═════ Material provided
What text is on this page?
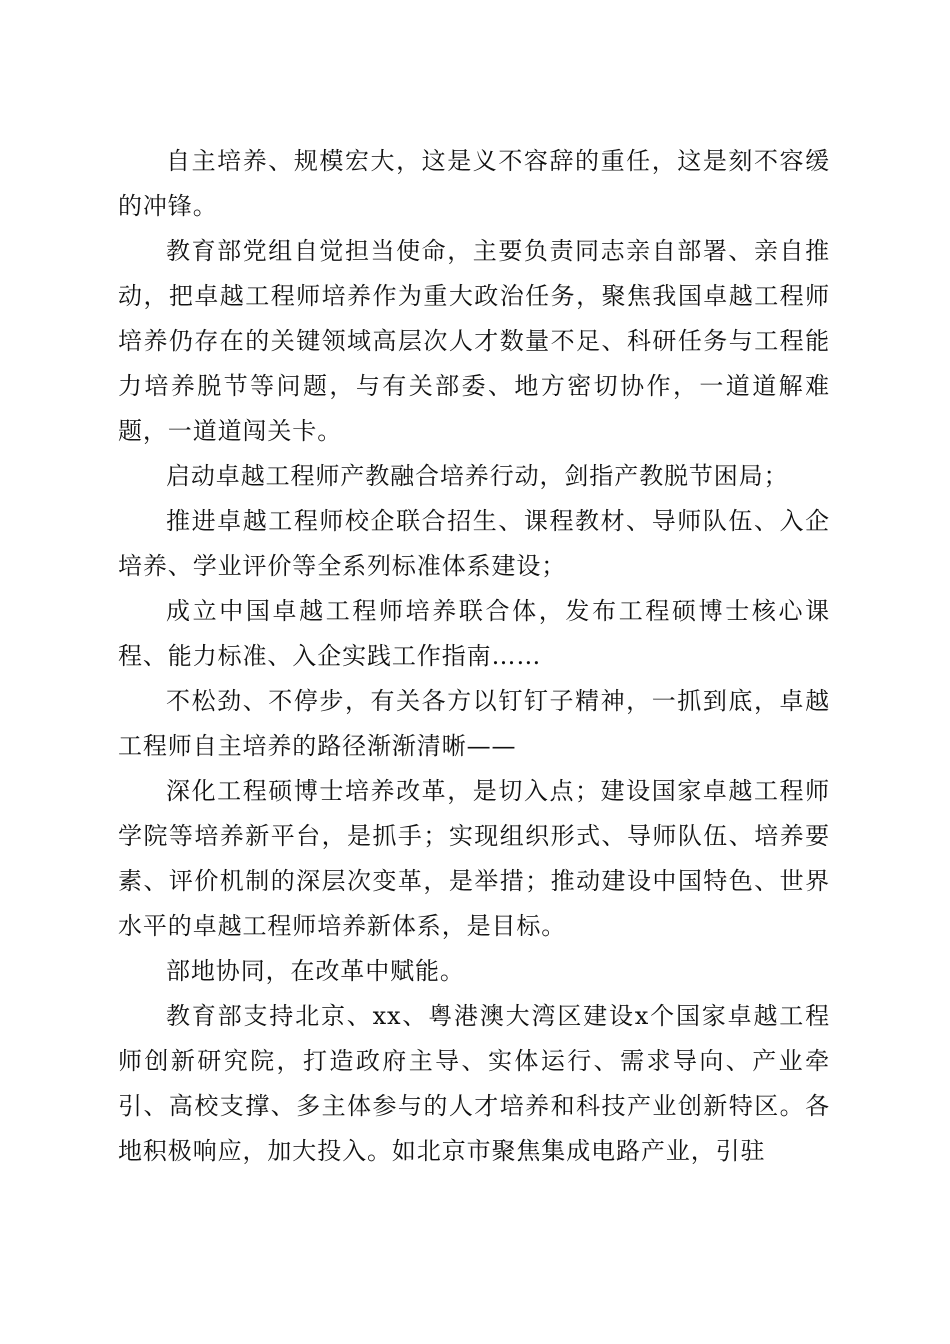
自主培养、规模宏大，这是义不容辞的重任，这是刻不容缓的冲锋。

教育部党组自觉担当使命，主要负责同志亲自部署、亲自推动，把卓越工程师培养作为重大政治任务，聚焦我国卓越工程师培养仍存在的关键领域高层次人才数量不足、科研任务与工程能力培养脱节等问题，与有关部委、地方密切协作，一道道解难题，一道道闯关卡。

启动卓越工程师产教融合培养行动，剑指产教脱节困局；

推进卓越工程师校企联合招生、课程教材、导师队伍、入企培养、学业评价等全系列标准体系建设；

成立中国卓越工程师培养联合体，发布工程硕博士核心课程、能力标准、入企实践工作指南……

不松劲、不停步，有关各方以钉钉子精神，一抓到底，卓越工程师自主培养的路径渐渐清晰——

深化工程硕博士培养改革，是切入点；建设国家卓越工程师学院等培养新平台，是抓手；实现组织形式、导师队伍、培养要素、评价机制的深层次变革，是举措；推动建设中国特色、世界水平的卓越工程师培养新体系，是目标。

部地协同，在改革中赋能。

教育部支持北京、xx、粤港澳大湾区建设x个国家卓越工程师创新研究院，打造政府主导、实体运行、需求导向、产业牵引、高校支撑、多主体参与的人才培养和科技产业创新特区。各地积极响应，加大投入。如北京市聚焦集成电路产业，引驻
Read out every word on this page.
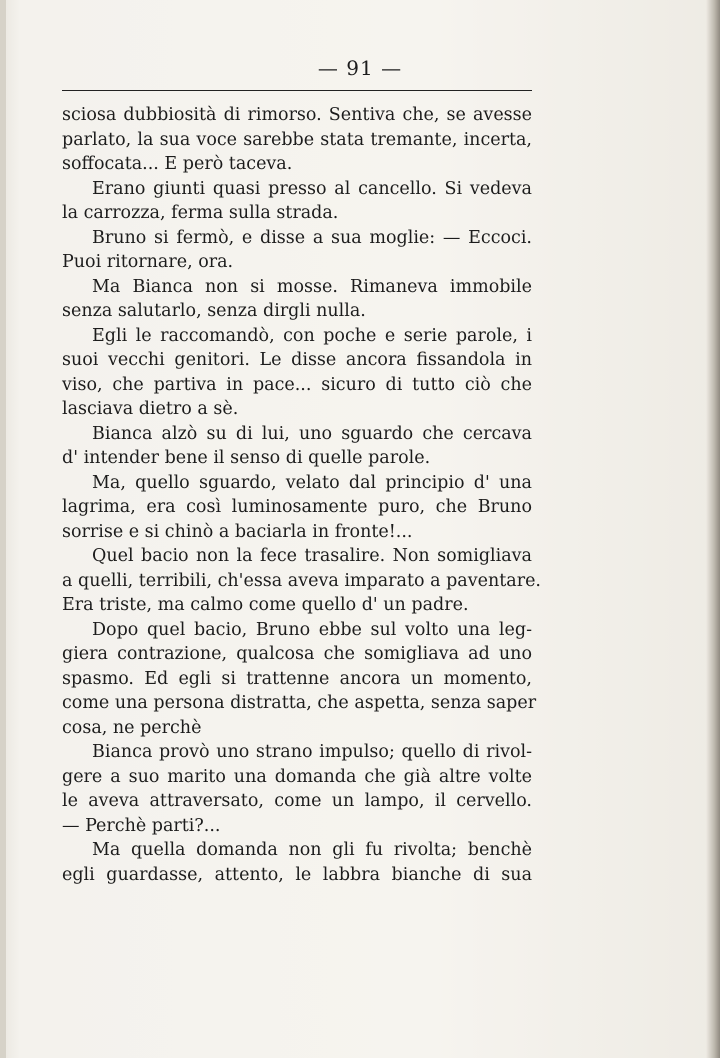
— 91 —
sciosa dubbiosità di rimorso. Sentiva che, se avesse
parlato, la sua voce sarebbe stata tremante, incerta,
soffocata... E però taceva.
Erano giunti quasi presso al cancello. Si vedeva
la carrozza, ferma sulla strada.
Bruno si fermò, e disse a sua moglie: — Eccoci.
Puoi ritornare, ora.
Ma Bianca non si mosse. Rimaneva immobile
senza salutarlo, senza dirgli nulla.
Egli le raccomandò, con poche e serie parole, i
suoi vecchi genitori. Le disse ancora fissandola in
viso, che partiva in pace... sicuro di tutto ciò che
lasciava dietro a sè.
Bianca alzò su di lui, uno sguardo che cercava
d' intender bene il senso di quelle parole.
Ma, quello sguardo, velato dal principio d' una
lagrima, era così luminosamente puro, che Bruno
sorrise e si chinò a baciarla in fronte!...
Quel bacio non la fece trasalire. Non somigliava
a quelli, terribili, ch'essa aveva imparato a paventare.
Era triste, ma calmo come quello d' un padre.
Dopo quel bacio, Bruno ebbe sul volto una leg-
giera contrazione, qualcosa che somigliava ad uno
spasmo. Ed egli si trattenne ancora un momento,
come una persona distratta, che aspetta, senza saper
cosa, ne perchè
Bianca provò uno strano impulso; quello di rivol-
gere a suo marito una domanda che già altre volte
le aveva attraversato, come un lampo, il cervello.
— Perchè parti?...
Ma quella domanda non gli fu rivolta; benchè
egli guardasse, attento, le labbra bianche di sua
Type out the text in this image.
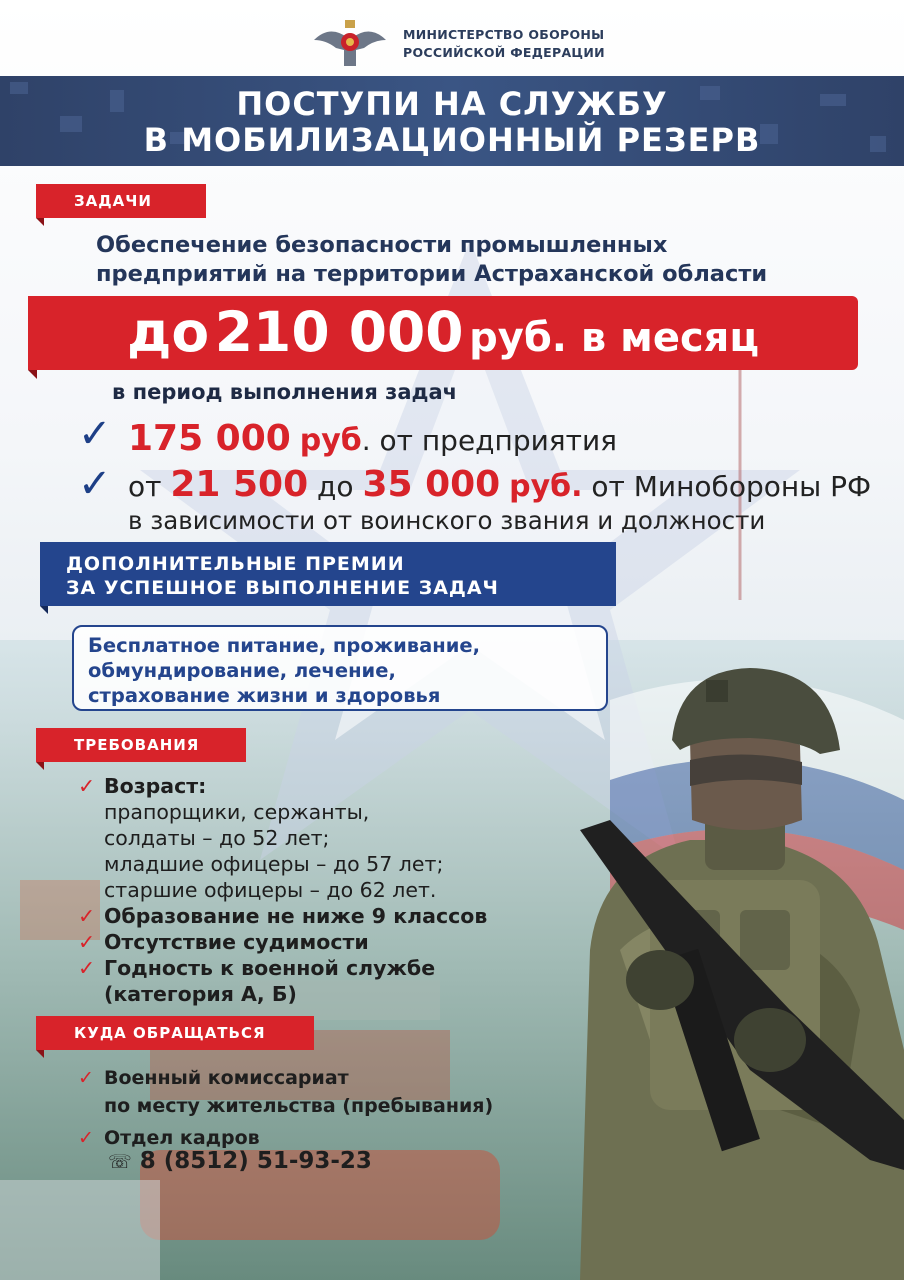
МИНИСТЕРСТВО ОБОРОНЫ
РОССИЙСКОЙ ФЕДЕРАЦИИ
ПОСТУПИ НА СЛУЖБУ
В МОБИЛИЗАЦИОННЫЙ РЕЗЕРВ
ЗАДАЧИ
Обеспечение безопасности промышленных
предприятий на территории Астраханской области
до 210 000 руб. в месяц
в период выполнения задач
✓ 175 000 руб. от предприятия
✓ от 21 500 до 35 000 руб. от Минобороны РФ
в зависимости от воинского звания и должности
ДОПОЛНИТЕЛЬНЫЕ ПРЕМИИ
ЗА УСПЕШНОЕ ВЫПОЛНЕНИЕ ЗАДАЧ
Бесплатное питание, проживание,
обмундирование, лечение,
страхование жизни и здоровья
ТРЕБОВАНИЯ
✓ Возраст:
прапорщики, сержанты,
солдаты – до 52 лет;
младшие офицеры – до 57 лет;
старшие офицеры – до 62 лет.
✓ Образование не ниже 9 классов
✓ Отсутствие судимости
✓ Годность к военной службе
(категория А, Б)
КУДА ОБРАЩАТЬСЯ
✓ Военный комиссариат
по месту жительства (пребывания)
✓ Отдел кадров
☏ 8 (8512) 51-93-23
══════════
**Exercise brief:**
All of the records need repeating exactly, except for the pictures.

**Problem solution:**
What text is on this page?
自主培养、规模宏大，这是义不容辞的重任，这是刻不容缓的冲锋。

教育部党组自觉担当使命，主要负责同志亲自部署、亲自推动，把卓越工程师培养作为重大政治任务，聚焦我国卓越工程师培养仍存在的关键领域高层次人才数量不足、科研任务与工程能力培养脱节等问题，与有关部委、地方密切协作，一道道解难题，一道道闯关卡。

启动卓越工程师产教融合培养行动，剑指产教脱节困局；

推进卓越工程师校企联合招生、课程教材、导师队伍、入企培养、学业评价等全系列标准体系建设；

成立中国卓越工程师培养联合体，发布工程硕博士核心课程、能力标准、入企实践工作指南……

不松劲、不停步，有关各方以钉钉子精神，一抓到底，卓越工程师自主培养的路径渐渐清晰——

深化工程硕博士培养改革，是切入点；建设国家卓越工程师学院等培养新平台，是抓手；实现组织形式、导师队伍、培养要素、评价机制的深层次变革，是举措；推动建设中国特色、世界水平的卓越工程师培养新体系，是目标。

部地协同，在改革中赋能。

教育部支持北京、xx、粤港澳大湾区建设x个国家卓越工程师创新研究院，打造政府主导、实体运行、需求导向、产业牵引、高校支撑、多主体参与的人才培养和科技产业创新特区。各地积极响应，加大投入。如北京市聚焦集成电路产业，引驻
Read out every word on this page.
— 91 —
sciosa dubbiosità di rimorso. Sentiva che, se avesse
parlato, la sua voce sarebbe stata tremante, incerta,
soffocata... E però taceva.
Erano giunti quasi presso al cancello. Si vedeva
la carrozza, ferma sulla strada.
Bruno si fermò, e disse a sua moglie: — Eccoci.
Puoi ritornare, ora.
Ma Bianca non si mosse. Rimaneva immobile
senza salutarlo, senza dirgli nulla.
Egli le raccomandò, con poche e serie parole, i
suoi vecchi genitori. Le disse ancora fissandola in
viso, che partiva in pace... sicuro di tutto ciò che
lasciava dietro a sè.
Bianca alzò su di lui, uno sguardo che cercava
d' intender bene il senso di quelle parole.
Ma, quello sguardo, velato dal principio d' una
lagrima, era così luminosamente puro, che Bruno
sorrise e si chinò a baciarla in fronte!...
Quel bacio non la fece trasalire. Non somigliava
a quelli, terribili, ch'essa aveva imparato a paventare.
Era triste, ma calmo come quello d' un padre.
Dopo quel bacio, Bruno ebbe sul volto una leg-
giera contrazione, qualcosa che somigliava ad uno
spasmo. Ed egli si trattenne ancora un momento,
come una persona distratta, che aspetta, senza saper
cosa, ne perchè
Bianca provò uno strano impulso; quello di rivol-
gere a suo marito una domanda che già altre volte
le aveva attraversato, come un lampo, il cervello.
— Perchè parti?...
Ma quella domanda non gli fu rivolta; benchè
egli guardasse, attento, le labbra bianche di sua
Type out the text in this image.
МИНИСТЕРСТВО ОБОРОНЫ
РОССИЙСКОЙ ФЕДЕРАЦИИ
ПОСТУПИ НА СЛУЖБУ
В МОБИЛИЗАЦИОННЫЙ РЕЗЕРВ
ЗАДАЧИ
Обеспечение безопасности промышленных
предприятий на территории Астраханской области
до 210 000 руб. в месяц
в период выполнения задач
✓ 175 000 руб. от предприятия
✓ от 21 500 до 35 000 руб. от Минобороны РФ
в зависимости от воинского звания и должности
ДОПОЛНИТЕЛЬНЫЕ ПРЕМИИ
ЗА УСПЕШНОЕ ВЫПОЛНЕНИЕ ЗАДАЧ
Бесплатное питание, проживание,
обмундирование, лечение,
страхование жизни и здоровья
ТРЕБОВАНИЯ
✓ Возраст:
прапорщики, сержанты,
солдаты – до 52 лет;
младшие офицеры – до 57 лет;
старшие офицеры – до 62 лет.
✓ Образование не ниже 9 классов
✓ Отсутствие судимости
✓ Годность к военной службе
(категория А, Б)
КУДА ОБРАЩАТЬСЯ
✓ Военный комиссариат
по месту жительства (пребывания)
✓ Отдел кадров
☏ 8 (8512) 51-93-23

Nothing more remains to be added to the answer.